TASK DIRECTIONS -
Show every line of the records below that contains the word "wheel".

MATERIAL TO PROCESS -
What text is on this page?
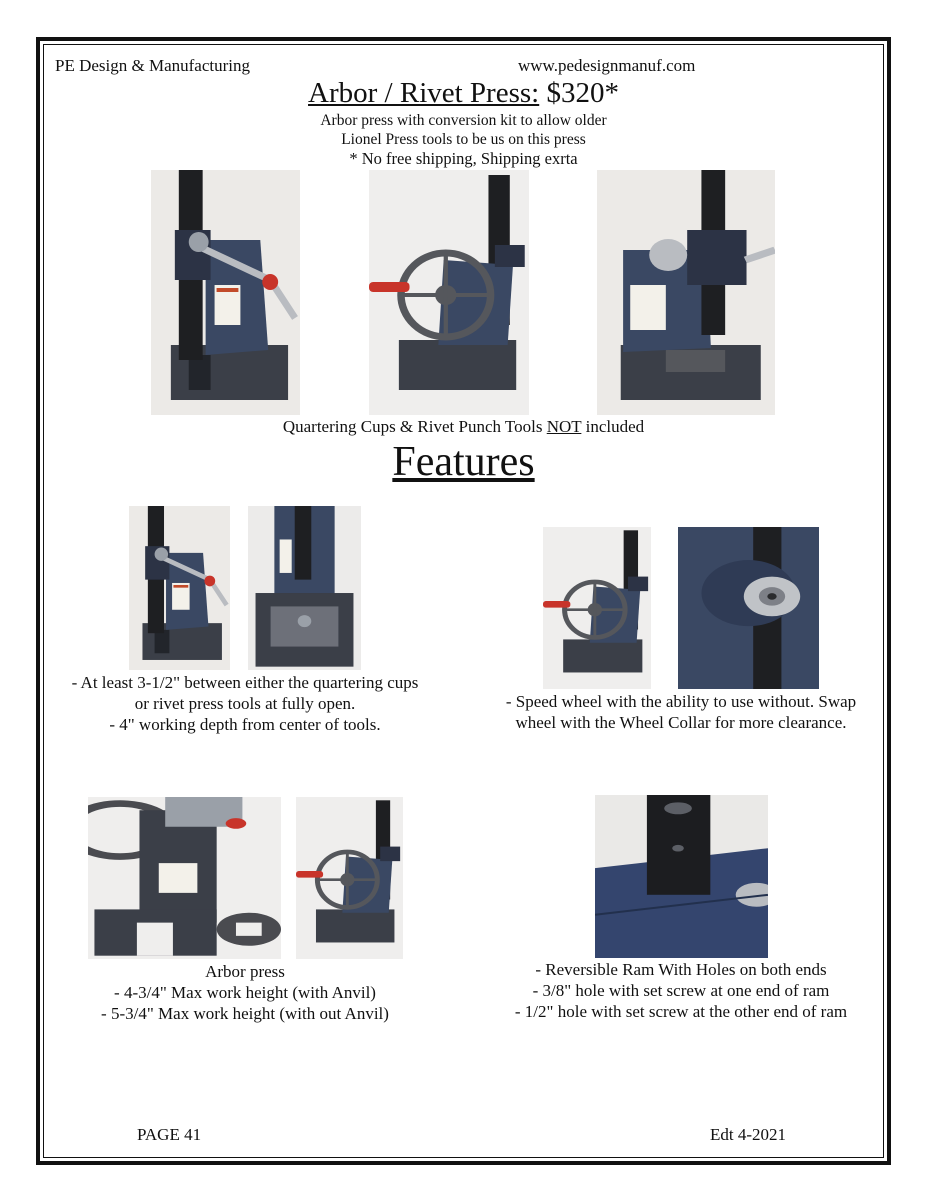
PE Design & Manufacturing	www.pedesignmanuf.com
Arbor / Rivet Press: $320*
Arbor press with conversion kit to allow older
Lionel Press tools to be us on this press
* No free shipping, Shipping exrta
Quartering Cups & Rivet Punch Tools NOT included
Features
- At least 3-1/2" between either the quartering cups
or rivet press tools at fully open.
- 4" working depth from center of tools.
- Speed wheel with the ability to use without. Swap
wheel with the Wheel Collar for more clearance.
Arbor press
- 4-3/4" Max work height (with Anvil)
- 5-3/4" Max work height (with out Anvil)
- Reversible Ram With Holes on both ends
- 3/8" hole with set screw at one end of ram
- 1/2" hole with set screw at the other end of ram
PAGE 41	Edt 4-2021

RESPONSE -
- Speed wheel with the ability to use without. Swap
wheel with the Wheel Collar for more clearance.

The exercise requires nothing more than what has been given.